* Exercise brief
Make an exact copy of the entries below.

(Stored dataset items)
::::::::
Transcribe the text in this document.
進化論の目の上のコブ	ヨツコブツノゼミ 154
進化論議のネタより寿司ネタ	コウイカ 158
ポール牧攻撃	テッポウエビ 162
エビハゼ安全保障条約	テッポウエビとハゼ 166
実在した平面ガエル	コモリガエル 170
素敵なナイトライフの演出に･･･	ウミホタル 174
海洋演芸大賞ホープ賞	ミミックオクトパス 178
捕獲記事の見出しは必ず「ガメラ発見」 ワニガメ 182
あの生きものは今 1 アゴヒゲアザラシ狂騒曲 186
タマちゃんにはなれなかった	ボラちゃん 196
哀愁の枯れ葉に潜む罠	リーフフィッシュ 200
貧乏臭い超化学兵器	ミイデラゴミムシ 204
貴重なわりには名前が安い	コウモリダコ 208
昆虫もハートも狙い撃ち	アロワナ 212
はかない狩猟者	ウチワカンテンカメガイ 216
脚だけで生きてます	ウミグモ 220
::::::::
* Written answer
Transcribe the text in this document.
進化論の目の上のコブ	ヨツコブツノゼミ 154
進化論議のネタより寿司ネタ	コウイカ 158
ポール牧攻撃	テッポウエビ 162
エビハゼ安全保障条約	テッポウエビとハゼ 166
実在した平面ガエル	コモリガエル 170
素敵なナイトライフの演出に･･･	ウミホタル 174
海洋演芸大賞ホープ賞	ミミックオクトパス 178
捕獲記事の見出しは必ず「ガメラ発見」 ワニガメ 182
あの生きものは今 1 アゴヒゲアザラシ狂騒曲 186
タマちゃんにはなれなかった	ボラちゃん 196
哀愁の枯れ葉に潜む罠	リーフフィッシュ 200
貧乏臭い超化学兵器	ミイデラゴミムシ 204
貴重なわりには名前が安い	コウモリダコ 208
昆虫もハートも狙い撃ち	アロワナ 212
はかない狩猟者	ウチワカンテンカメガイ 216
脚だけで生きてます	ウミグモ 220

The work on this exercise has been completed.